▶ **What you are asked to do**:
Every entry needs to be reproduced exactly.

▶ **Dataset records**:
↓↓↓
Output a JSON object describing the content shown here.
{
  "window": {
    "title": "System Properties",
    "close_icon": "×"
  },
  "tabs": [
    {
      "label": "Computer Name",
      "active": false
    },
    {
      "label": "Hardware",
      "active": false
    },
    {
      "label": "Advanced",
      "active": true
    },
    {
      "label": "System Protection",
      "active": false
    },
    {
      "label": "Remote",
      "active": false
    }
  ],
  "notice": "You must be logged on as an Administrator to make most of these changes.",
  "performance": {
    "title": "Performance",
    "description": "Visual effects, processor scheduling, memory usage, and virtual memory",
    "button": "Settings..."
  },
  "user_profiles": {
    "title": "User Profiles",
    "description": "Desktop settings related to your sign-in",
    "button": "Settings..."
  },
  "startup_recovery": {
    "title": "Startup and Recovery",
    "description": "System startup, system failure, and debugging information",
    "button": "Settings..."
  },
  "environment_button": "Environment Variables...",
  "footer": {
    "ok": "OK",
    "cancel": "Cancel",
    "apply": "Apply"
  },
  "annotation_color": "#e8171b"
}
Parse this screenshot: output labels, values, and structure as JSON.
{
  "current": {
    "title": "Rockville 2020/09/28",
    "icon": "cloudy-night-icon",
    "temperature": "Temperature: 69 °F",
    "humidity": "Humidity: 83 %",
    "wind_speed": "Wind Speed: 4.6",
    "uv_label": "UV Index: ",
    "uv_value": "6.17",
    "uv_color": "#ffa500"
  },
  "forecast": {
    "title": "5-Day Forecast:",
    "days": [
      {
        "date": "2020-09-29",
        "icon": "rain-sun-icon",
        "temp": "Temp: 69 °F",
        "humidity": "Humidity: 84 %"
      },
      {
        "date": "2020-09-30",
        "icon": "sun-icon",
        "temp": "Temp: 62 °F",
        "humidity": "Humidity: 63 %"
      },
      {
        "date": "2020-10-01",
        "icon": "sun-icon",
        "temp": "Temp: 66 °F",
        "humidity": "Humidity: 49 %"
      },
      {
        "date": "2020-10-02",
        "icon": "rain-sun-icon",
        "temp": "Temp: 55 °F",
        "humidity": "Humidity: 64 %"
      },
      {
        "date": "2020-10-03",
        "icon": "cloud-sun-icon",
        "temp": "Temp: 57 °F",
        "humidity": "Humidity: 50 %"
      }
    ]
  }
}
↑↑↑
▶ **Worked answer**:
Output a JSON object describing the content shown here.
{
  "window": {
    "title": "System Properties",
    "close_icon": "×"
  },
  "tabs": [
    {
      "label": "Computer Name",
      "active": false
    },
    {
      "label": "Hardware",
      "active": false
    },
    {
      "label": "Advanced",
      "active": true
    },
    {
      "label": "System Protection",
      "active": false
    },
    {
      "label": "Remote",
      "active": false
    }
  ],
  "notice": "You must be logged on as an Administrator to make most of these changes.",
  "performance": {
    "title": "Performance",
    "description": "Visual effects, processor scheduling, memory usage, and virtual memory",
    "button": "Settings..."
  },
  "user_profiles": {
    "title": "User Profiles",
    "description": "Desktop settings related to your sign-in",
    "button": "Settings..."
  },
  "startup_recovery": {
    "title": "Startup and Recovery",
    "description": "System startup, system failure, and debugging information",
    "button": "Settings..."
  },
  "environment_button": "Environment Variables...",
  "footer": {
    "ok": "OK",
    "cancel": "Cancel",
    "apply": "Apply"
  },
  "annotation_color": "#e8171b"
}
Parse this screenshot: output labels, values, and structure as JSON.
{
  "current": {
    "title": "Rockville 2020/09/28",
    "icon": "cloudy-night-icon",
    "temperature": "Temperature: 69 °F",
    "humidity": "Humidity: 83 %",
    "wind_speed": "Wind Speed: 4.6",
    "uv_label": "UV Index: ",
    "uv_value": "6.17",
    "uv_color": "#ffa500"
  },
  "forecast": {
    "title": "5-Day Forecast:",
    "days": [
      {
        "date": "2020-09-29",
        "icon": "rain-sun-icon",
        "temp": "Temp: 69 °F",
        "humidity": "Humidity: 84 %"
      },
      {
        "date": "2020-09-30",
        "icon": "sun-icon",
        "temp": "Temp: 62 °F",
        "humidity": "Humidity: 63 %"
      },
      {
        "date": "2020-10-01",
        "icon": "sun-icon",
        "temp": "Temp: 66 °F",
        "humidity": "Humidity: 49 %"
      },
      {
        "date": "2020-10-02",
        "icon": "rain-sun-icon",
        "temp": "Temp: 55 °F",
        "humidity": "Humidity: 64 %"
      },
      {
        "date": "2020-10-03",
        "icon": "cloud-sun-icon",
        "temp": "Temp: 57 °F",
        "humidity": "Humidity: 50 %"
      }
    ]
  }
}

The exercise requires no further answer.